- **Stated task**
Print every record below exactly as written.

(Dataset entries)
__________

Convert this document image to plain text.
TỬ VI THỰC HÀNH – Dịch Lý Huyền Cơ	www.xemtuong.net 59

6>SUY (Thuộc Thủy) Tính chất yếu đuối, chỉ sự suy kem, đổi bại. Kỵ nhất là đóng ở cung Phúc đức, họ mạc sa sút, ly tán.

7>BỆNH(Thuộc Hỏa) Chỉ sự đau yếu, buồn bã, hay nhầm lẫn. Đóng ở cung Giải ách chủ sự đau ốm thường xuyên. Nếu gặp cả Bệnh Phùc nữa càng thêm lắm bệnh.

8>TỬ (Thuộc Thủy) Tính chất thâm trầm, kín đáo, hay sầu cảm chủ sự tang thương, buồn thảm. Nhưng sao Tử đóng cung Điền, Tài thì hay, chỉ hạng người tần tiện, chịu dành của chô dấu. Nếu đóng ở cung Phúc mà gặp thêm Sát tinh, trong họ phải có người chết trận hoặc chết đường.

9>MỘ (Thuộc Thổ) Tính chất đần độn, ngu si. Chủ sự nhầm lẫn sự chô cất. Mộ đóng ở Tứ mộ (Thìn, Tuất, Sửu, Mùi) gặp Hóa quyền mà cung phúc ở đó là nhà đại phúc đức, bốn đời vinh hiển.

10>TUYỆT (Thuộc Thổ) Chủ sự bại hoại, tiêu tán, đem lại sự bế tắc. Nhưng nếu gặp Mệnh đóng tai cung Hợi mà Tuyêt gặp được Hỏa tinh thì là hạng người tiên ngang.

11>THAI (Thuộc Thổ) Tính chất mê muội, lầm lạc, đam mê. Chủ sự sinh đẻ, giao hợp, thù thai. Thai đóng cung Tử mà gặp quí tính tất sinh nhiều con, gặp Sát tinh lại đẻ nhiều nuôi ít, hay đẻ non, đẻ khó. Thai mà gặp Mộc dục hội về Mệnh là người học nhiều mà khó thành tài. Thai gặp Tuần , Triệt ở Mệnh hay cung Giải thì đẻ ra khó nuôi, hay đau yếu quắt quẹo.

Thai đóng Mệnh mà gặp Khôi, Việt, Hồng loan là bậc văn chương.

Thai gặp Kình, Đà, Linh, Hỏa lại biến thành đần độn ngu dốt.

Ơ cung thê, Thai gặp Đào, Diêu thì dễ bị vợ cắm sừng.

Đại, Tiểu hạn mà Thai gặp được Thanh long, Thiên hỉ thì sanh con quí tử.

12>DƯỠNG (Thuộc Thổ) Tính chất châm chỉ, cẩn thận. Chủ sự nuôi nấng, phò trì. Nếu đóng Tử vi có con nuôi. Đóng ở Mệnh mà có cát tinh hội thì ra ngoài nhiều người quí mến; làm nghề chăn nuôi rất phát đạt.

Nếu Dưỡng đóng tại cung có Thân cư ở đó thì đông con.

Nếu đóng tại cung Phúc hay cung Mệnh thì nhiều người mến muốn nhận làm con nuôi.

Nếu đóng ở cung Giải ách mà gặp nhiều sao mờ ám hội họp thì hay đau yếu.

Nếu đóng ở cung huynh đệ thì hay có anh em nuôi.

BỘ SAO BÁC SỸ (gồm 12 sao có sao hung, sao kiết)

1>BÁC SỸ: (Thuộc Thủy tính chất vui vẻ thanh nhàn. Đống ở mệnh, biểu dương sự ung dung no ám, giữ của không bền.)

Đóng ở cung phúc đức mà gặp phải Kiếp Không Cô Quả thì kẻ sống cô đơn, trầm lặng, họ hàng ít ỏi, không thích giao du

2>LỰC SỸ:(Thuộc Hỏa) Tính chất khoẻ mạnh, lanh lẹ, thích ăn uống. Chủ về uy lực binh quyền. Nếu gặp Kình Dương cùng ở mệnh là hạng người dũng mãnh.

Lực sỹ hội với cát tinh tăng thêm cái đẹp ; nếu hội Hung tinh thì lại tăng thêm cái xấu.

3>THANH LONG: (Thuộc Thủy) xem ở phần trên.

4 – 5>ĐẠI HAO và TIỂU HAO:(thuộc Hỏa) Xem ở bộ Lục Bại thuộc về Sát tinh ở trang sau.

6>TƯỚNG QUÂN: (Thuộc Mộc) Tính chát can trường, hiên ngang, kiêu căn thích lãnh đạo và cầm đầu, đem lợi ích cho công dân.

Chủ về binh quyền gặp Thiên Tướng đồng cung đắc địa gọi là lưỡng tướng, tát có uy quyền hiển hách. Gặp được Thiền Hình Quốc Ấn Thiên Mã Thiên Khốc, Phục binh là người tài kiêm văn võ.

__________

- **Result of the task**
Convert this document image to plain text.
TỬ VI THỰC HÀNH – Dịch Lý Huyền Cơ	www.xemtuong.net 59

6>SUY (Thuộc Thủy) Tính chất yếu đuối, chỉ sự suy kem, đổi bại. Kỵ nhất là đóng ở cung Phúc đức, họ mạc sa sút, ly tán.

7>BỆNH(Thuộc Hỏa) Chỉ sự đau yếu, buồn bã, hay nhầm lẫn. Đóng ở cung Giải ách chủ sự đau ốm thường xuyên. Nếu gặp cả Bệnh Phùc nữa càng thêm lắm bệnh.

8>TỬ (Thuộc Thủy) Tính chất thâm trầm, kín đáo, hay sầu cảm chủ sự tang thương, buồn thảm. Nhưng sao Tử đóng cung Điền, Tài thì hay, chỉ hạng người tần tiện, chịu dành của chô dấu. Nếu đóng ở cung Phúc mà gặp thêm Sát tinh, trong họ phải có người chết trận hoặc chết đường.

9>MỘ (Thuộc Thổ) Tính chất đần độn, ngu si. Chủ sự nhầm lẫn sự chô cất. Mộ đóng ở Tứ mộ (Thìn, Tuất, Sửu, Mùi) gặp Hóa quyền mà cung phúc ở đó là nhà đại phúc đức, bốn đời vinh hiển.

10>TUYỆT (Thuộc Thổ) Chủ sự bại hoại, tiêu tán, đem lại sự bế tắc. Nhưng nếu gặp Mệnh đóng tai cung Hợi mà Tuyêt gặp được Hỏa tinh thì là hạng người tiên ngang.

11>THAI (Thuộc Thổ) Tính chất mê muội, lầm lạc, đam mê. Chủ sự sinh đẻ, giao hợp, thù thai. Thai đóng cung Tử mà gặp quí tính tất sinh nhiều con, gặp Sát tinh lại đẻ nhiều nuôi ít, hay đẻ non, đẻ khó. Thai mà gặp Mộc dục hội về Mệnh là người học nhiều mà khó thành tài. Thai gặp Tuần , Triệt ở Mệnh hay cung Giải thì đẻ ra khó nuôi, hay đau yếu quắt quẹo.

Thai đóng Mệnh mà gặp Khôi, Việt, Hồng loan là bậc văn chương.

Thai gặp Kình, Đà, Linh, Hỏa lại biến thành đần độn ngu dốt.

Ơ cung thê, Thai gặp Đào, Diêu thì dễ bị vợ cắm sừng.

Đại, Tiểu hạn mà Thai gặp được Thanh long, Thiên hỉ thì sanh con quí tử.

12>DƯỠNG (Thuộc Thổ) Tính chất châm chỉ, cẩn thận. Chủ sự nuôi nấng, phò trì. Nếu đóng Tử vi có con nuôi. Đóng ở Mệnh mà có cát tinh hội thì ra ngoài nhiều người quí mến; làm nghề chăn nuôi rất phát đạt.

Nếu Dưỡng đóng tại cung có Thân cư ở đó thì đông con.

Nếu đóng tại cung Phúc hay cung Mệnh thì nhiều người mến muốn nhận làm con nuôi.

Nếu đóng ở cung Giải ách mà gặp nhiều sao mờ ám hội họp thì hay đau yếu.

Nếu đóng ở cung huynh đệ thì hay có anh em nuôi.

BỘ SAO BÁC SỸ (gồm 12 sao có sao hung, sao kiết)

1>BÁC SỸ: (Thuộc Thủy tính chất vui vẻ thanh nhàn. Đống ở mệnh, biểu dương sự ung dung no ám, giữ của không bền.)

Đóng ở cung phúc đức mà gặp phải Kiếp Không Cô Quả thì kẻ sống cô đơn, trầm lặng, họ hàng ít ỏi, không thích giao du

2>LỰC SỸ:(Thuộc Hỏa) Tính chất khoẻ mạnh, lanh lẹ, thích ăn uống. Chủ về uy lực binh quyền. Nếu gặp Kình Dương cùng ở mệnh là hạng người dũng mãnh.

Lực sỹ hội với cát tinh tăng thêm cái đẹp ; nếu hội Hung tinh thì lại tăng thêm cái xấu.

3>THANH LONG: (Thuộc Thủy) xem ở phần trên.

4 – 5>ĐẠI HAO và TIỂU HAO:(thuộc Hỏa) Xem ở bộ Lục Bại thuộc về Sát tinh ở trang sau.

6>TƯỚNG QUÂN: (Thuộc Mộc) Tính chát can trường, hiên ngang, kiêu căn thích lãnh đạo và cầm đầu, đem lợi ích cho công dân.

Chủ về binh quyền gặp Thiên Tướng đồng cung đắc địa gọi là lưỡng tướng, tát có uy quyền hiển hách. Gặp được Thiền Hình Quốc Ấn Thiên Mã Thiên Khốc, Phục binh là người tài kiêm văn võ.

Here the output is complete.